=== Lines of data ===
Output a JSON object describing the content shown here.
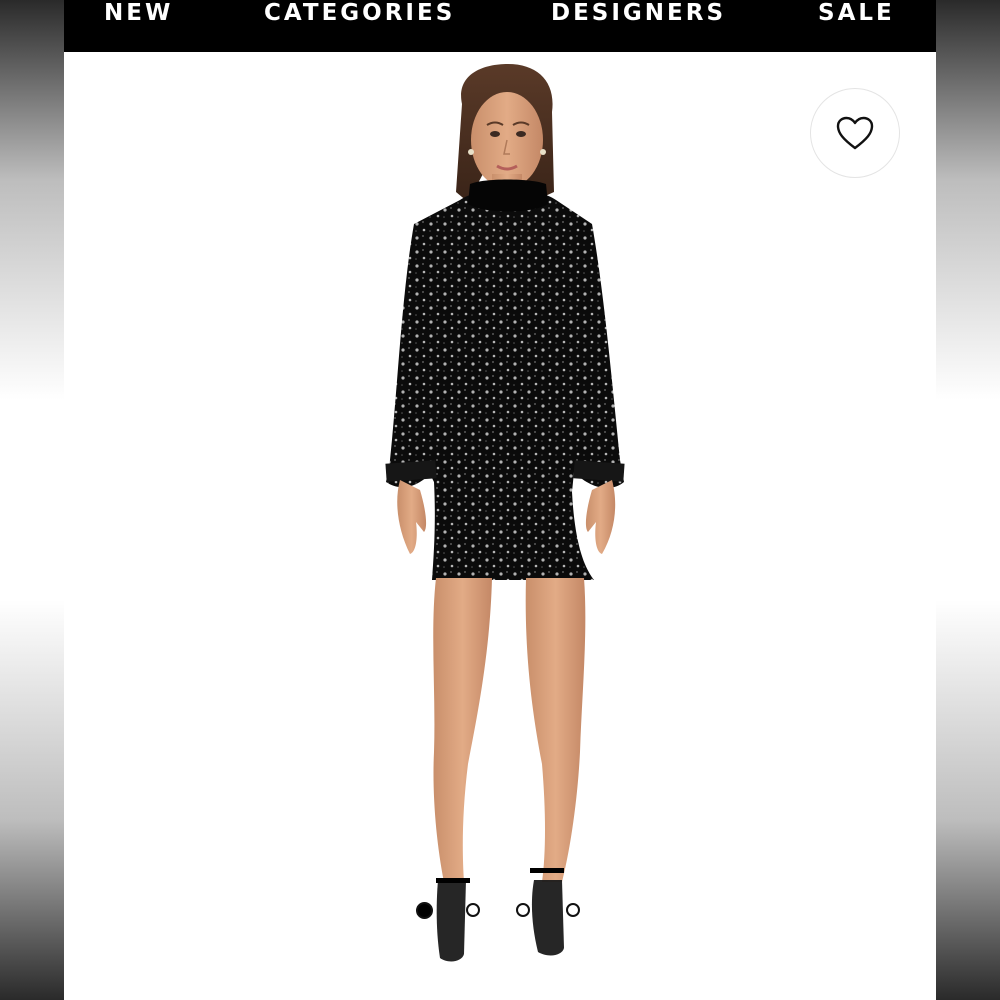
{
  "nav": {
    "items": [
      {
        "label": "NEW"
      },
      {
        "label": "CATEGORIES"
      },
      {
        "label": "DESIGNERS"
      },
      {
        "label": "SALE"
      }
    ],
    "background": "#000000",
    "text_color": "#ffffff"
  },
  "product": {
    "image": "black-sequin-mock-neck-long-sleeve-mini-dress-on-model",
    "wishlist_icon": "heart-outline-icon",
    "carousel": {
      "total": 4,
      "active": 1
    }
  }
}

---

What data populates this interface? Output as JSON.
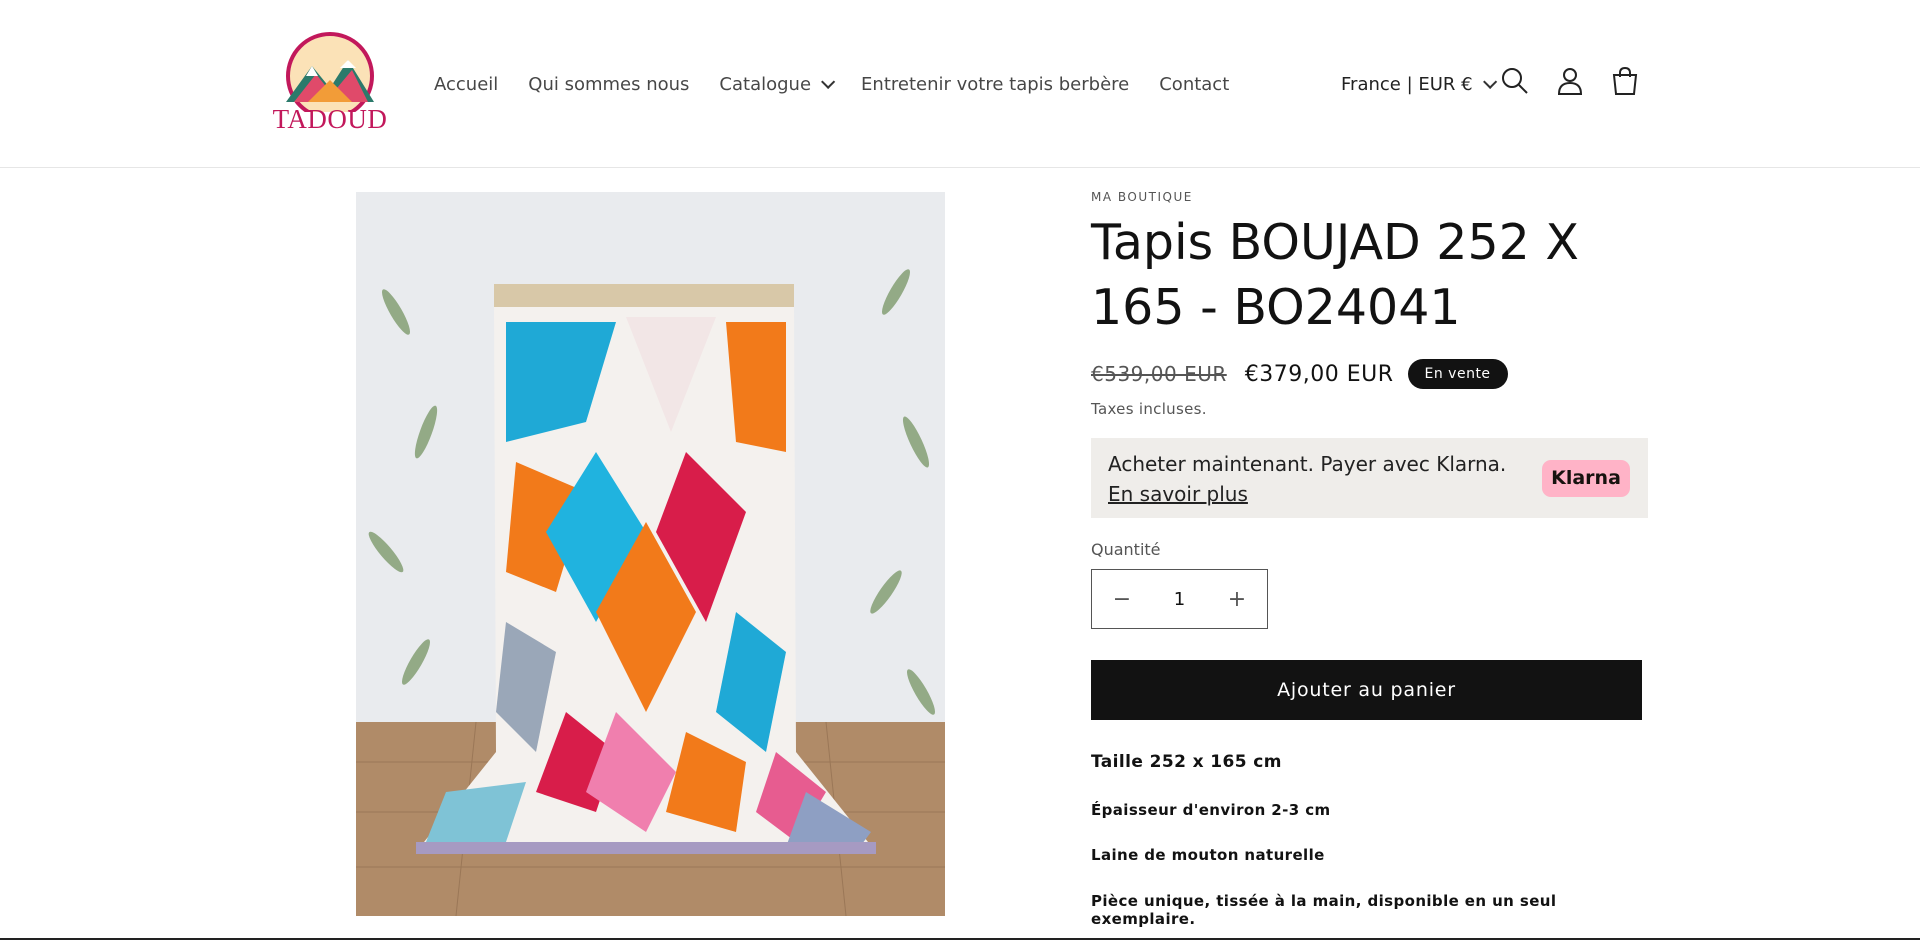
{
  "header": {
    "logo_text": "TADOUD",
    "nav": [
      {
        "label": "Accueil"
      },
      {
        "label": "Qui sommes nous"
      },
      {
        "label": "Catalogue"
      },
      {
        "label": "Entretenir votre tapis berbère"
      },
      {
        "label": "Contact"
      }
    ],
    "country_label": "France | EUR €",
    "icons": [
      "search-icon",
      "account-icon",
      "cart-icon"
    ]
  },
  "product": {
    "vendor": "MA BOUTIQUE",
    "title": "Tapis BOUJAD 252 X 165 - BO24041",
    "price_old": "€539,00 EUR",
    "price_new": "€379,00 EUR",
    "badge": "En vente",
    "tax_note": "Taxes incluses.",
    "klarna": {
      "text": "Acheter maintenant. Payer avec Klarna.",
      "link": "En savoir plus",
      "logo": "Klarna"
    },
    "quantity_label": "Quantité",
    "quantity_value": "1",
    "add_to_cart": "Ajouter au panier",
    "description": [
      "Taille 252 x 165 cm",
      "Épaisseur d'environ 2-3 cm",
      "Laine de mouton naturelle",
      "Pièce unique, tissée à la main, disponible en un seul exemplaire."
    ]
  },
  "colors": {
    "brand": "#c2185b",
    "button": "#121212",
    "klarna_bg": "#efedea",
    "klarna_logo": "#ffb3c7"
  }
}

=== WHAT YOU WILL DO ===
Pull out every line in the material above where "Output" occurs.

=== RESPONSE ===
Output a JSON object describing the content shown here.
What data populates this interface? Output as JSON.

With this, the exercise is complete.